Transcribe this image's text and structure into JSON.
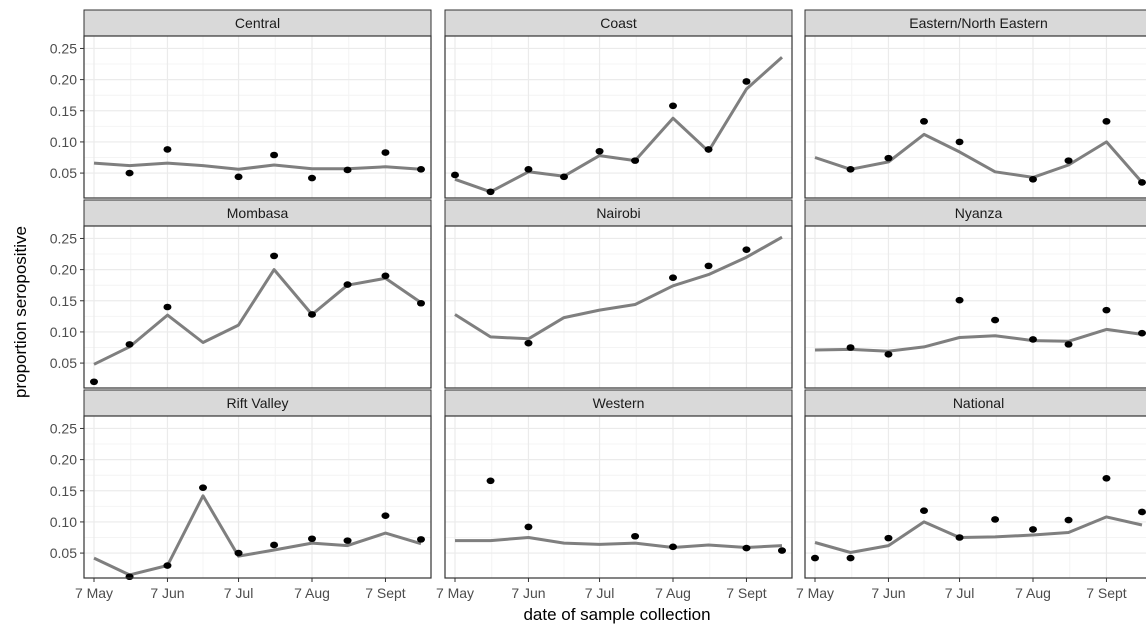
{
  "chart_data": {
    "type": "line",
    "layout": "facet-grid 3x3",
    "xlabel": "date of sample collection",
    "ylabel": "proportion seropositive",
    "x_tick_labels": [
      "7 May",
      "7 Jun",
      "7 Jul",
      "7 Aug",
      "7 Sept"
    ],
    "x_tick_dates": [
      "2020-05-07",
      "2020-06-07",
      "2020-07-07",
      "2020-08-07",
      "2020-09-07"
    ],
    "x_dates": [
      "2020-05-07",
      "2020-05-22",
      "2020-06-07",
      "2020-06-22",
      "2020-07-07",
      "2020-07-22",
      "2020-08-07",
      "2020-08-22",
      "2020-09-07",
      "2020-09-22"
    ],
    "y_ticks": [
      "0.05",
      "0.10",
      "0.15",
      "0.20",
      "0.25"
    ],
    "ylim": [
      0.01,
      0.27
    ],
    "grid": true,
    "colors": {
      "line": "#7f7f7f",
      "point": "#000000",
      "strip": "#d9d9d9",
      "grid": "#ebebeb",
      "border": "#333333"
    },
    "panels": [
      {
        "name": "Central",
        "line": [
          0.066,
          0.062,
          0.066,
          0.062,
          0.056,
          0.063,
          0.057,
          0.057,
          0.06,
          0.056
        ],
        "points": [
          null,
          0.05,
          0.088,
          null,
          0.044,
          0.079,
          0.042,
          0.055,
          0.083,
          0.056
        ]
      },
      {
        "name": "Coast",
        "line": [
          0.04,
          0.02,
          0.052,
          0.045,
          0.078,
          0.07,
          0.138,
          0.085,
          0.185,
          0.236
        ],
        "points": [
          0.047,
          0.02,
          0.056,
          0.044,
          0.085,
          0.07,
          0.158,
          0.088,
          0.197,
          null
        ]
      },
      {
        "name": "Eastern/North Eastern",
        "line": [
          0.075,
          0.056,
          0.068,
          0.112,
          0.084,
          0.052,
          0.043,
          0.063,
          0.1,
          0.035
        ],
        "points": [
          null,
          0.056,
          0.074,
          0.133,
          0.1,
          null,
          0.04,
          0.07,
          0.133,
          0.035
        ]
      },
      {
        "name": "Mombasa",
        "line": [
          0.048,
          0.076,
          0.127,
          0.083,
          0.111,
          0.2,
          0.128,
          0.175,
          0.186,
          0.147
        ],
        "points": [
          0.02,
          0.08,
          0.14,
          null,
          null,
          0.222,
          0.128,
          0.176,
          0.19,
          0.146
        ]
      },
      {
        "name": "Nairobi",
        "line": [
          0.128,
          0.092,
          0.089,
          0.123,
          0.135,
          0.144,
          0.174,
          0.192,
          0.22,
          0.252
        ],
        "points": [
          null,
          null,
          0.082,
          null,
          null,
          null,
          0.187,
          0.206,
          0.232,
          null
        ]
      },
      {
        "name": "Nyanza",
        "line": [
          0.071,
          0.072,
          0.069,
          0.076,
          0.091,
          0.094,
          0.086,
          0.085,
          0.104,
          0.096
        ],
        "points": [
          null,
          0.075,
          0.064,
          null,
          0.151,
          0.119,
          0.088,
          0.08,
          0.135,
          0.098
        ]
      },
      {
        "name": "Rift Valley",
        "line": [
          0.042,
          0.015,
          0.03,
          0.142,
          0.045,
          0.055,
          0.066,
          0.062,
          0.082,
          0.065
        ],
        "points": [
          null,
          0.012,
          0.03,
          0.155,
          0.05,
          0.063,
          0.073,
          0.07,
          0.11,
          0.072
        ]
      },
      {
        "name": "Western",
        "line": [
          0.07,
          0.07,
          0.075,
          0.066,
          0.064,
          0.066,
          0.059,
          0.063,
          0.059,
          0.062
        ],
        "points": [
          null,
          0.166,
          0.092,
          null,
          null,
          0.077,
          0.06,
          null,
          0.058,
          0.054
        ]
      },
      {
        "name": "National",
        "line": [
          0.067,
          0.051,
          0.062,
          0.1,
          0.075,
          0.076,
          0.079,
          0.083,
          0.108,
          0.095
        ],
        "points": [
          0.042,
          0.042,
          0.074,
          0.118,
          0.075,
          0.104,
          0.088,
          0.103,
          0.17,
          0.116
        ]
      }
    ]
  }
}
################
**WHAT YOU WILL DO**
Leave the pictures out and copy the rest of the data exactly.

**WRITTEN RESPONSE**
Transcribe this image's text and structure into JSON.
{
  "chart_data": {
    "type": "line",
    "layout": "facet-grid 3x3",
    "xlabel": "date of sample collection",
    "ylabel": "proportion seropositive",
    "x_tick_labels": [
      "7 May",
      "7 Jun",
      "7 Jul",
      "7 Aug",
      "7 Sept"
    ],
    "x_tick_dates": [
      "2020-05-07",
      "2020-06-07",
      "2020-07-07",
      "2020-08-07",
      "2020-09-07"
    ],
    "x_dates": [
      "2020-05-07",
      "2020-05-22",
      "2020-06-07",
      "2020-06-22",
      "2020-07-07",
      "2020-07-22",
      "2020-08-07",
      "2020-08-22",
      "2020-09-07",
      "2020-09-22"
    ],
    "y_ticks": [
      "0.05",
      "0.10",
      "0.15",
      "0.20",
      "0.25"
    ],
    "ylim": [
      0.01,
      0.27
    ],
    "grid": true,
    "colors": {
      "line": "#7f7f7f",
      "point": "#000000",
      "strip": "#d9d9d9",
      "grid": "#ebebeb",
      "border": "#333333"
    },
    "panels": [
      {
        "name": "Central",
        "line": [
          0.066,
          0.062,
          0.066,
          0.062,
          0.056,
          0.063,
          0.057,
          0.057,
          0.06,
          0.056
        ],
        "points": [
          null,
          0.05,
          0.088,
          null,
          0.044,
          0.079,
          0.042,
          0.055,
          0.083,
          0.056
        ]
      },
      {
        "name": "Coast",
        "line": [
          0.04,
          0.02,
          0.052,
          0.045,
          0.078,
          0.07,
          0.138,
          0.085,
          0.185,
          0.236
        ],
        "points": [
          0.047,
          0.02,
          0.056,
          0.044,
          0.085,
          0.07,
          0.158,
          0.088,
          0.197,
          null
        ]
      },
      {
        "name": "Eastern/North Eastern",
        "line": [
          0.075,
          0.056,
          0.068,
          0.112,
          0.084,
          0.052,
          0.043,
          0.063,
          0.1,
          0.035
        ],
        "points": [
          null,
          0.056,
          0.074,
          0.133,
          0.1,
          null,
          0.04,
          0.07,
          0.133,
          0.035
        ]
      },
      {
        "name": "Mombasa",
        "line": [
          0.048,
          0.076,
          0.127,
          0.083,
          0.111,
          0.2,
          0.128,
          0.175,
          0.186,
          0.147
        ],
        "points": [
          0.02,
          0.08,
          0.14,
          null,
          null,
          0.222,
          0.128,
          0.176,
          0.19,
          0.146
        ]
      },
      {
        "name": "Nairobi",
        "line": [
          0.128,
          0.092,
          0.089,
          0.123,
          0.135,
          0.144,
          0.174,
          0.192,
          0.22,
          0.252
        ],
        "points": [
          null,
          null,
          0.082,
          null,
          null,
          null,
          0.187,
          0.206,
          0.232,
          null
        ]
      },
      {
        "name": "Nyanza",
        "line": [
          0.071,
          0.072,
          0.069,
          0.076,
          0.091,
          0.094,
          0.086,
          0.085,
          0.104,
          0.096
        ],
        "points": [
          null,
          0.075,
          0.064,
          null,
          0.151,
          0.119,
          0.088,
          0.08,
          0.135,
          0.098
        ]
      },
      {
        "name": "Rift Valley",
        "line": [
          0.042,
          0.015,
          0.03,
          0.142,
          0.045,
          0.055,
          0.066,
          0.062,
          0.082,
          0.065
        ],
        "points": [
          null,
          0.012,
          0.03,
          0.155,
          0.05,
          0.063,
          0.073,
          0.07,
          0.11,
          0.072
        ]
      },
      {
        "name": "Western",
        "line": [
          0.07,
          0.07,
          0.075,
          0.066,
          0.064,
          0.066,
          0.059,
          0.063,
          0.059,
          0.062
        ],
        "points": [
          null,
          0.166,
          0.092,
          null,
          null,
          0.077,
          0.06,
          null,
          0.058,
          0.054
        ]
      },
      {
        "name": "National",
        "line": [
          0.067,
          0.051,
          0.062,
          0.1,
          0.075,
          0.076,
          0.079,
          0.083,
          0.108,
          0.095
        ],
        "points": [
          0.042,
          0.042,
          0.074,
          0.118,
          0.075,
          0.104,
          0.088,
          0.103,
          0.17,
          0.116
        ]
      }
    ]
  }
}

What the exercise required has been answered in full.